▶ [Problem to solve] From the entries below, copy every line that holds the word "third".
____ Input records
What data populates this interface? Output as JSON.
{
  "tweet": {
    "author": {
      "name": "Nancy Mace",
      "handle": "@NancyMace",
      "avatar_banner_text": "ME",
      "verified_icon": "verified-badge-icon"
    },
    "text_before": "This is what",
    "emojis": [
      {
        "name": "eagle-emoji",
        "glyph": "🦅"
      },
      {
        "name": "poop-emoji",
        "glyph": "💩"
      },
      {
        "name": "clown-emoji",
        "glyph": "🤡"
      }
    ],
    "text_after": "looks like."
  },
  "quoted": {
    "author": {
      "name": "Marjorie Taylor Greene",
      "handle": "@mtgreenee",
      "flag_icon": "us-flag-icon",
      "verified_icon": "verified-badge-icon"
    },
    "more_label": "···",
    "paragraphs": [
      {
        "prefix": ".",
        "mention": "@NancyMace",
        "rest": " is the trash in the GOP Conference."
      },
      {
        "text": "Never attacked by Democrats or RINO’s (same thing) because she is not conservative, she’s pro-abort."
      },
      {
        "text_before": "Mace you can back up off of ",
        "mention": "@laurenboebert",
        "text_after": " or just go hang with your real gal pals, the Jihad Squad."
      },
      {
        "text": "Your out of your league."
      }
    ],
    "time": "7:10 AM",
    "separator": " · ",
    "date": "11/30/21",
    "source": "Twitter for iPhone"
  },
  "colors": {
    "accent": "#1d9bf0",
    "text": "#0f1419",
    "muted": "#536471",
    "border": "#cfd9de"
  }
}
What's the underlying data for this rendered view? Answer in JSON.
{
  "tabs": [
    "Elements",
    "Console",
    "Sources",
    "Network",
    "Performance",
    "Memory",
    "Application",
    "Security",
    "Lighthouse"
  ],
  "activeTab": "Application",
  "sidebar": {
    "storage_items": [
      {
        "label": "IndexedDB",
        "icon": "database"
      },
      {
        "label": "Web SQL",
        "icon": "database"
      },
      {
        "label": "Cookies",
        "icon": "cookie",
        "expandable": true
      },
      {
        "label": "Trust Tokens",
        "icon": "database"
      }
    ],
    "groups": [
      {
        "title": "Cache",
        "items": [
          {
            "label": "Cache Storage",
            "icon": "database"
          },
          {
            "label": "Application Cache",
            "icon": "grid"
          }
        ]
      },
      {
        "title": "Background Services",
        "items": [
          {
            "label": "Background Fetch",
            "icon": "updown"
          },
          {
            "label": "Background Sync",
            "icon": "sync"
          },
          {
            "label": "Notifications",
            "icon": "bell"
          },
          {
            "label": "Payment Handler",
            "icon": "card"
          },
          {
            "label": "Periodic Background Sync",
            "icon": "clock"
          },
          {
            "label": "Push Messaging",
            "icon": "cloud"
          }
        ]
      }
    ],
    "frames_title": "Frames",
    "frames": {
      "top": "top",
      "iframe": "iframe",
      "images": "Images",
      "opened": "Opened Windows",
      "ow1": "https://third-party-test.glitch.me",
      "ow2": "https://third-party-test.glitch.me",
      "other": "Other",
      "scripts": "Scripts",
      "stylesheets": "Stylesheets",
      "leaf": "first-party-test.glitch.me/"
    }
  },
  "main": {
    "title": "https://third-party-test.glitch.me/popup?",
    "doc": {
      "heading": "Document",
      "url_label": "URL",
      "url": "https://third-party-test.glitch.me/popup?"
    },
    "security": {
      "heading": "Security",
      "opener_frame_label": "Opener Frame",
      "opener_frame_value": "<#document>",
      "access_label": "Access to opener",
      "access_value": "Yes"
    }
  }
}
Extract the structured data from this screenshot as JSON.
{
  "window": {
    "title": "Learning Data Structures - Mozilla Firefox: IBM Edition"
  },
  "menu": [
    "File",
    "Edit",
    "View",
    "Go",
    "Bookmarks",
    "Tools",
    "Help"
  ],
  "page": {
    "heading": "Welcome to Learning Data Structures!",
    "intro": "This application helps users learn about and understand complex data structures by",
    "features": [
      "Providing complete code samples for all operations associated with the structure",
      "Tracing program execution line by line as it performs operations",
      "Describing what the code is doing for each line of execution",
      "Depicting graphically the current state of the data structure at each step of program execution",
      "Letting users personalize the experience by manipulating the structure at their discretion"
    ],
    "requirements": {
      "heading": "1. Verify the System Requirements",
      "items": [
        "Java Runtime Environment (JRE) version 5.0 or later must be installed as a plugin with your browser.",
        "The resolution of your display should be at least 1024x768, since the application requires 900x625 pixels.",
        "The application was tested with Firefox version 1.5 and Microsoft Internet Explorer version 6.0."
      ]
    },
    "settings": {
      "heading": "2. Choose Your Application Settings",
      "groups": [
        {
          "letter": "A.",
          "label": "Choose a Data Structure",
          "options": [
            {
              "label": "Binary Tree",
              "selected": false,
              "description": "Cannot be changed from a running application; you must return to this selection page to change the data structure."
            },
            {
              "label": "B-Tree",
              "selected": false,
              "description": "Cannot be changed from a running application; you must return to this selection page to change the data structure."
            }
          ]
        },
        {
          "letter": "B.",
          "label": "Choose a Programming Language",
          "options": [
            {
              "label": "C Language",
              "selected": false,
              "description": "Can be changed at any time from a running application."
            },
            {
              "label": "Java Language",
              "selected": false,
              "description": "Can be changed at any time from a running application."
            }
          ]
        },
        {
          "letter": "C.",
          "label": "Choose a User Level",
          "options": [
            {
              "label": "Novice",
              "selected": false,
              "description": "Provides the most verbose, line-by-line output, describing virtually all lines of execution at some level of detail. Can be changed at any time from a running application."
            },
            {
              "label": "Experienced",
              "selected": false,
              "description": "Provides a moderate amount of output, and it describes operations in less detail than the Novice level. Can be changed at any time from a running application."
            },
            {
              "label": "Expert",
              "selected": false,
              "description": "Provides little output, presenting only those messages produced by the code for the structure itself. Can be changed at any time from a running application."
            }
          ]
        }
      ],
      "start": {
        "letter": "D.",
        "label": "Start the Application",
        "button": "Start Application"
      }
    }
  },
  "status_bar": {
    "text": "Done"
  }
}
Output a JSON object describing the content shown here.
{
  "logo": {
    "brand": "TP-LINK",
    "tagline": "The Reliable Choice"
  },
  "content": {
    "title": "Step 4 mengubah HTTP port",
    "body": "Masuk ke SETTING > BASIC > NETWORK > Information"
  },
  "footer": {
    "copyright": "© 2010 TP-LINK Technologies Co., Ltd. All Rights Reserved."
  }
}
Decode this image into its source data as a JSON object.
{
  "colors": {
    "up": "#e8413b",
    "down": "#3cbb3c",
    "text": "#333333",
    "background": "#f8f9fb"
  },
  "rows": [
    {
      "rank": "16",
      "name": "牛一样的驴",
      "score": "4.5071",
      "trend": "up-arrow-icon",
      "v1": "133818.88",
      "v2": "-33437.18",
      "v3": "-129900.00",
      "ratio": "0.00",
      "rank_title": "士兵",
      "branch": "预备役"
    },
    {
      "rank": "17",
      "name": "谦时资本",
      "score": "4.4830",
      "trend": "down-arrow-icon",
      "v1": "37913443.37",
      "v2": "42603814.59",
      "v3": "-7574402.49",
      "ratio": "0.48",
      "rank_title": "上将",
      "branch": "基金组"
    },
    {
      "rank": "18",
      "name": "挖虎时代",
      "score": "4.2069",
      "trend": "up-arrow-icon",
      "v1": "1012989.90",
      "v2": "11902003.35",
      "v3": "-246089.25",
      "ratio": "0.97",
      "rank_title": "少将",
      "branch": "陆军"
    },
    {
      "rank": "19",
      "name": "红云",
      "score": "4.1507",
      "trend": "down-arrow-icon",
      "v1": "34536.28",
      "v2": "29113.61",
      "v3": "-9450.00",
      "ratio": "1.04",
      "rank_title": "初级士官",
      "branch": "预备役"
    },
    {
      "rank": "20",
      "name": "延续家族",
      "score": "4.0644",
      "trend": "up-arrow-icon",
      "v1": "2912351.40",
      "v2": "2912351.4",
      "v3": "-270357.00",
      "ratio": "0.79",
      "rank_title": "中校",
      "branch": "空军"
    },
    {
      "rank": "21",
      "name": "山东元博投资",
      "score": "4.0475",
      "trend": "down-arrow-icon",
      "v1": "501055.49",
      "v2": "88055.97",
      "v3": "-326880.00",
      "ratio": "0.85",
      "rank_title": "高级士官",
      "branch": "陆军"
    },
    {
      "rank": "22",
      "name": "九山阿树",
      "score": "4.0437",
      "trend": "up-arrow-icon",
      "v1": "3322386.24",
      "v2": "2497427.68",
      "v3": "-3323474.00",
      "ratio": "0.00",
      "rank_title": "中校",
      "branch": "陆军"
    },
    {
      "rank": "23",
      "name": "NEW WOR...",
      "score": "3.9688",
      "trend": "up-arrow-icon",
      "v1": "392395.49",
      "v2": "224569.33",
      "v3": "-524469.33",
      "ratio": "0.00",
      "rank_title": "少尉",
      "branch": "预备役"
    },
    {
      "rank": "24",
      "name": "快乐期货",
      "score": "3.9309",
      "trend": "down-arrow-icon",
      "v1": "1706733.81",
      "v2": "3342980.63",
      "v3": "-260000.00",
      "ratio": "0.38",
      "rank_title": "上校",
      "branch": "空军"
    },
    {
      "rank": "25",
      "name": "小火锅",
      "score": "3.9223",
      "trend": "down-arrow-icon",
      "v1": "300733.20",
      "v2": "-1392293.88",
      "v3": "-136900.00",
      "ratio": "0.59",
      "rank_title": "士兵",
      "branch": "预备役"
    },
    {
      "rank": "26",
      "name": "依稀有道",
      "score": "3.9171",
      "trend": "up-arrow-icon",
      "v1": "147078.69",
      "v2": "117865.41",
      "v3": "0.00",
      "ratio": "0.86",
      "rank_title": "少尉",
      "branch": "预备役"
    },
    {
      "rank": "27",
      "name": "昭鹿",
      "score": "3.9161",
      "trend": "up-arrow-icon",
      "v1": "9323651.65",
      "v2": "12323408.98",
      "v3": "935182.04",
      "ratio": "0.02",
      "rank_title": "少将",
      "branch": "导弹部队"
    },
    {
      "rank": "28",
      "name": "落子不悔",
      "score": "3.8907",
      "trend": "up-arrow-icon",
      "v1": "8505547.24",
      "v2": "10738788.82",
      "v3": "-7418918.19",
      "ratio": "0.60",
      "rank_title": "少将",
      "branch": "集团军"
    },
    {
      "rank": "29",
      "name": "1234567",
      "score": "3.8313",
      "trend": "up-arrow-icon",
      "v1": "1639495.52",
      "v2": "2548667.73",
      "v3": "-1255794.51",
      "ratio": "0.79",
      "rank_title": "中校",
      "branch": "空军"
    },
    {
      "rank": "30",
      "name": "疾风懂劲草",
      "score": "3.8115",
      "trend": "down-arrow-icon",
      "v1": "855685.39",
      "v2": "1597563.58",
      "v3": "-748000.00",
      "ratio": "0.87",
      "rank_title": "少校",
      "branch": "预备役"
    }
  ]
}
________
▶ [Completed exercise]
      "ow1": "https://third-party-test.glitch.me",
      "ow2": "https://third-party-test.glitch.me",
    "title": "https://third-party-test.glitch.me/popup?",
      "url": "https://third-party-test.glitch.me/popup?"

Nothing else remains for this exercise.